**Exercise requirements:** List every subsection heading that appears under the Observability heading in the design template below.

-- START OF Source text --

For each external system integration:
- External system name and purpose
- Integration pattern (API call, webhook, polling, event subscription)
- Rate limits and quotas
- Failure modes and fallback behavior
- Retry strategy
- Data contract (request/response schemas)
- Authentication mechanism
If the feature has no external integrations, write `N/A` with a brief reason.
## Observability
Define observability strategy for the system.
### Logs
- Log levels and what to log
- Structured logging format
- Log aggregation strategy
### Metrics
- Key business metrics
- Key system metrics
- Metric naming conventions
### Traces
- Distributed tracing strategy
- Correlation ID propagation
- Span boundaries
### Alerts
- Alert conditions and thresholds
- Alert routing and escalation
### SLOs
- Availability SLOs
- Latency SLOs
- Error budget
## Scaling Strategy
Define how the system scales based on NFRs.
- Horizontal scaling approach (which components scale independently)
- Vertical scaling considerations
- Database scaling strategy (read replicas, sharding, partitioning)

-- END OF Source text --
-- START OF Dataset entries --

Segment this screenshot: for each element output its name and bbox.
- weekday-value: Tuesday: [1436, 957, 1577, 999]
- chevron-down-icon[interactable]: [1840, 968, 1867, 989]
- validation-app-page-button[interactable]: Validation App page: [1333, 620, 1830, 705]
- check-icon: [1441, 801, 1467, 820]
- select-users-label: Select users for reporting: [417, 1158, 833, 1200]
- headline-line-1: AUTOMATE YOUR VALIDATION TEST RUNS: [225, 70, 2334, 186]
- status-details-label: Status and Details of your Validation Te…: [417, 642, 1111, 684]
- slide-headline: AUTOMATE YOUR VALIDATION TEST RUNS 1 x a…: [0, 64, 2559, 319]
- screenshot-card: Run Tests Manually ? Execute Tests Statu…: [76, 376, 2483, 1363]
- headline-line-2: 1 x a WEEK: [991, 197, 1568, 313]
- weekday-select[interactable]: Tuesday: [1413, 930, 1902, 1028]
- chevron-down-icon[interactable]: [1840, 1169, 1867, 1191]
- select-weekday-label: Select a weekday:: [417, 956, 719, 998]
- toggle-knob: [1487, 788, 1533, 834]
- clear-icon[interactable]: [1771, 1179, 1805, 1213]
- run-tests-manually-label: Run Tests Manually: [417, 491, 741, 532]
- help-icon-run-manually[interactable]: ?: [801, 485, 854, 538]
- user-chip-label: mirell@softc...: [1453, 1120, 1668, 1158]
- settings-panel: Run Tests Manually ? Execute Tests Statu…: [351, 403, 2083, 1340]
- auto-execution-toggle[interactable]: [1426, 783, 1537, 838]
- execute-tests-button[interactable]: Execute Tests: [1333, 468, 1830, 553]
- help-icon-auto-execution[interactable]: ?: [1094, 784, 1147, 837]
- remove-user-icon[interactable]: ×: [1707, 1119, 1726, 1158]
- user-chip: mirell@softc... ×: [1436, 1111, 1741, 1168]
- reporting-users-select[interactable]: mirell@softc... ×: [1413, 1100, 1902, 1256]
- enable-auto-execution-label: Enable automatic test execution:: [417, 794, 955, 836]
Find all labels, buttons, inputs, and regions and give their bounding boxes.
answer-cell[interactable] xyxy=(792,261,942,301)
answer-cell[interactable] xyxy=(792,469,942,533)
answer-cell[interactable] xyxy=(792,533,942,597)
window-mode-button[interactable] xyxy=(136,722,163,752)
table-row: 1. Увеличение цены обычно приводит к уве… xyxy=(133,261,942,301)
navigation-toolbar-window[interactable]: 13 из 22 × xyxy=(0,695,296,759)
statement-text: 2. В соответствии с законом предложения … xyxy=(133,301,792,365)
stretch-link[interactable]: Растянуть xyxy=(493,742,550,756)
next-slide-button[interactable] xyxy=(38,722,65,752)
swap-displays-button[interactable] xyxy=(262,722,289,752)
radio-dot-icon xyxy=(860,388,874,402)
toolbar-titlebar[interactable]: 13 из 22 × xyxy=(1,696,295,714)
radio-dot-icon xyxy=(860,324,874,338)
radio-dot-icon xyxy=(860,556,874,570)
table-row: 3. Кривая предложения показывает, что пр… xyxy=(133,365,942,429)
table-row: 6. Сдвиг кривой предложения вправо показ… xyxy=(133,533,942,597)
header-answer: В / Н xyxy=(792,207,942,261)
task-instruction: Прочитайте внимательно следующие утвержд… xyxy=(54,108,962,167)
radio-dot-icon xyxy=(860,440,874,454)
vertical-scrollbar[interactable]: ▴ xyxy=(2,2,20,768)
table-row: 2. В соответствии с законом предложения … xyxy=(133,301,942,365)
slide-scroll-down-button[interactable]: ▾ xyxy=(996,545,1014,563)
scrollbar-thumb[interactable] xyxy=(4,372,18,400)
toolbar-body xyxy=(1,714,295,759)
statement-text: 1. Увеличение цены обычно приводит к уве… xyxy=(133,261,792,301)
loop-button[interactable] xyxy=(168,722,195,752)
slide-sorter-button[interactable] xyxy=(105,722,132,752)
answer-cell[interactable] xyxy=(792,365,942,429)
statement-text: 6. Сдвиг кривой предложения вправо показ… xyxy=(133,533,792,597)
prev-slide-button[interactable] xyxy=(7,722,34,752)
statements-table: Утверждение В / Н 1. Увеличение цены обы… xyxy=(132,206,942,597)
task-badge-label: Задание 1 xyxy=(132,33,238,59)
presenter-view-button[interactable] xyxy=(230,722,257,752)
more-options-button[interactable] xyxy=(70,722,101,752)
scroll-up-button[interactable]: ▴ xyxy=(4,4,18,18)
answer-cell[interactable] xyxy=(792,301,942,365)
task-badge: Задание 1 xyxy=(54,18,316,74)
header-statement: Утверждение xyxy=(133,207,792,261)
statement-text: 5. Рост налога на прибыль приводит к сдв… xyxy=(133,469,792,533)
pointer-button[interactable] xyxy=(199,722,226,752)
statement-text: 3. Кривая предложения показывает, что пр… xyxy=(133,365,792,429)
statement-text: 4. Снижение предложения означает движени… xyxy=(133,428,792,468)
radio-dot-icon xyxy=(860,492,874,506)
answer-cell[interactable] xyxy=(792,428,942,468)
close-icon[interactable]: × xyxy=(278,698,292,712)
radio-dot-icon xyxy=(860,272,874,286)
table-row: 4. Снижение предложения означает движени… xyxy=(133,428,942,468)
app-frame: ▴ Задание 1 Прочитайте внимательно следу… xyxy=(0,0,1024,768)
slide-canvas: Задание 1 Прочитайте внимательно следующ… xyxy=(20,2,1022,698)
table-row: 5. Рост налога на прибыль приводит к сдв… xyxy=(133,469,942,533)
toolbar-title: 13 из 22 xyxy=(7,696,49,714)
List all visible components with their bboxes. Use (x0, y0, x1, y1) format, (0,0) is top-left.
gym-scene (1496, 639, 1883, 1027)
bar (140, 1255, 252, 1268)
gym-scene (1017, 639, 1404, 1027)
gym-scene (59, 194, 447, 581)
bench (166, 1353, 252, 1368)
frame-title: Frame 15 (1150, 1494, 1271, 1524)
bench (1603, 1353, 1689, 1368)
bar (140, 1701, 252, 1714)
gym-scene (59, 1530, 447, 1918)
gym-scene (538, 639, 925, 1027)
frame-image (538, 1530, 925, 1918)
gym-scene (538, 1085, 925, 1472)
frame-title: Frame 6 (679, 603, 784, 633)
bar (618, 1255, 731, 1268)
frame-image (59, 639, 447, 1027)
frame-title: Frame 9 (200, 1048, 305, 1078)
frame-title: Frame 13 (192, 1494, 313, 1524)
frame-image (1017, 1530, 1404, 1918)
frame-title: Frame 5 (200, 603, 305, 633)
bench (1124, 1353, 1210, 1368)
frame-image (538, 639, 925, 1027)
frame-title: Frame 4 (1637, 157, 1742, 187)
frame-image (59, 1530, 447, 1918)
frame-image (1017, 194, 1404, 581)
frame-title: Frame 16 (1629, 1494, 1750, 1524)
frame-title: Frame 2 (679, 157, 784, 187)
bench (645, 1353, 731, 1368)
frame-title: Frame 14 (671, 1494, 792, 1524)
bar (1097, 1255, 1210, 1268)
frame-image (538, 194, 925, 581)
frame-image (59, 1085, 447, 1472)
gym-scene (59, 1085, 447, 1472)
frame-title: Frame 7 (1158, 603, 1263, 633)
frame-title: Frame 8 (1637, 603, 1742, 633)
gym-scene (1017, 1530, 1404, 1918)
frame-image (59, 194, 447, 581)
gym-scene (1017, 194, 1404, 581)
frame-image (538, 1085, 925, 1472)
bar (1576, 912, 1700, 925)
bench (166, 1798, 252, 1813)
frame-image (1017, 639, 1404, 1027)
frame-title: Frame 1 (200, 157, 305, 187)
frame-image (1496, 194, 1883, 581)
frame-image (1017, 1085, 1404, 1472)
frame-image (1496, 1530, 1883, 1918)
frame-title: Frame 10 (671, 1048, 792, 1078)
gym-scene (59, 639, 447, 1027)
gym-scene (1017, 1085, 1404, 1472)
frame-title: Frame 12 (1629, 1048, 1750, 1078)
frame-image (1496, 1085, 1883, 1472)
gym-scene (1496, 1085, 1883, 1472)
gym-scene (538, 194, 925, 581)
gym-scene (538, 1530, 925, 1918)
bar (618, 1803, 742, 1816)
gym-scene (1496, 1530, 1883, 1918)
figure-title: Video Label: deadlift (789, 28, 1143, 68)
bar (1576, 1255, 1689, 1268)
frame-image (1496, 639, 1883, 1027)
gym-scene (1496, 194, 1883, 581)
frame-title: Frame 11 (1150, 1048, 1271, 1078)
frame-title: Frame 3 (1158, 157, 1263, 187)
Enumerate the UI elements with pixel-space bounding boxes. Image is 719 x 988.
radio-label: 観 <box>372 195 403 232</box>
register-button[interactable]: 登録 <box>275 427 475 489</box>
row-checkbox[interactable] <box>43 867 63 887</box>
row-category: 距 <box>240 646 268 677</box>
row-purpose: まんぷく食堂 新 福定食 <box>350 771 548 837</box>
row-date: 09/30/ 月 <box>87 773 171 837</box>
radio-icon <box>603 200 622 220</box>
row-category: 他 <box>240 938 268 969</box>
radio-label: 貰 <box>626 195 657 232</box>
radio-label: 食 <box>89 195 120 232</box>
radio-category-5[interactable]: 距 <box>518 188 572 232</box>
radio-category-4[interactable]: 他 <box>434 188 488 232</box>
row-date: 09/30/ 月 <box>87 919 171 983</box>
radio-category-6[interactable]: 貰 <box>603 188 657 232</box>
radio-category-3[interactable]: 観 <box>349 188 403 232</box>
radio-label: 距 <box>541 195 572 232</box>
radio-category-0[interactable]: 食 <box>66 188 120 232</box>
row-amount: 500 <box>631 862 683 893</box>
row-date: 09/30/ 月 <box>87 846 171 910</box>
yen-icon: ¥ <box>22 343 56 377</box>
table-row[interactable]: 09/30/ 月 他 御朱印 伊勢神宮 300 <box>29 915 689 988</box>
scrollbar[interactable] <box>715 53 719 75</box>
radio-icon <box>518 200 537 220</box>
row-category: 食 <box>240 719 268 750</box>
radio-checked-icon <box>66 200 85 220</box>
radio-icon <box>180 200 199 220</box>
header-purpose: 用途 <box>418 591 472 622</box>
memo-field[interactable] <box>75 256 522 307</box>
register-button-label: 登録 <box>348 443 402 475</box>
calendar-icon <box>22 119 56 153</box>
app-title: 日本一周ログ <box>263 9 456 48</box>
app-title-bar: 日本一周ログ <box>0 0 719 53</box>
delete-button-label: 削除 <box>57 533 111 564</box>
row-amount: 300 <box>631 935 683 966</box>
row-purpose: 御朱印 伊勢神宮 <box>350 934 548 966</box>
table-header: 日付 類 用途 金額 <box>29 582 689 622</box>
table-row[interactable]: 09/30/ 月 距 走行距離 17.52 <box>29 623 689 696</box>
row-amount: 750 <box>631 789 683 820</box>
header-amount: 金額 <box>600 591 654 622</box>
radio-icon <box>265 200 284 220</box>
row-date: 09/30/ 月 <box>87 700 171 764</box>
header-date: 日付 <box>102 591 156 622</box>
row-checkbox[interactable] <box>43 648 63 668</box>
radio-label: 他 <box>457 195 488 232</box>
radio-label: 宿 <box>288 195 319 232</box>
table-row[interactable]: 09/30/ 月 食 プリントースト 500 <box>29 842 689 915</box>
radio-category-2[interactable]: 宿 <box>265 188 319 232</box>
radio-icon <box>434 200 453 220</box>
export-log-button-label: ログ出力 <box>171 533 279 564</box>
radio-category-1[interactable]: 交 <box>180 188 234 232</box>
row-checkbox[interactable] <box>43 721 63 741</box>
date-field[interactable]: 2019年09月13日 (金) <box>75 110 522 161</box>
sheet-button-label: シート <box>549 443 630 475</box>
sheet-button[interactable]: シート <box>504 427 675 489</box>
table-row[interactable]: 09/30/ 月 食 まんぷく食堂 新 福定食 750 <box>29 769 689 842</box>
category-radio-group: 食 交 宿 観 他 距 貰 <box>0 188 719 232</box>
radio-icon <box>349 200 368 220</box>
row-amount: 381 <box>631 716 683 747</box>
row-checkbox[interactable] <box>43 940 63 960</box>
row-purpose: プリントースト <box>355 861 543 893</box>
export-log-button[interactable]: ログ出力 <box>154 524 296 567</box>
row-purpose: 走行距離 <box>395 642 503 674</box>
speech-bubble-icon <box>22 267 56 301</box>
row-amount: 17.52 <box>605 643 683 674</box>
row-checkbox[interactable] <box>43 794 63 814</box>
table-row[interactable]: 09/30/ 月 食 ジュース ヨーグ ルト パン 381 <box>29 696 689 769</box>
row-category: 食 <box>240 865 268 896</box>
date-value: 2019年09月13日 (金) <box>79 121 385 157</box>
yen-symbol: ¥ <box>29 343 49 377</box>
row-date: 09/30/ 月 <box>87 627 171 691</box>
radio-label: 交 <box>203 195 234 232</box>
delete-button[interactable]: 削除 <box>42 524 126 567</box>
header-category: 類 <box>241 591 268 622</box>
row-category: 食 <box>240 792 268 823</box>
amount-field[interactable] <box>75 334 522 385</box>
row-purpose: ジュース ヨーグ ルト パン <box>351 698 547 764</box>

-- END OF Dataset entries --

**Solution for this task:** Logs, Metrics, Traces, Alerts, SLOs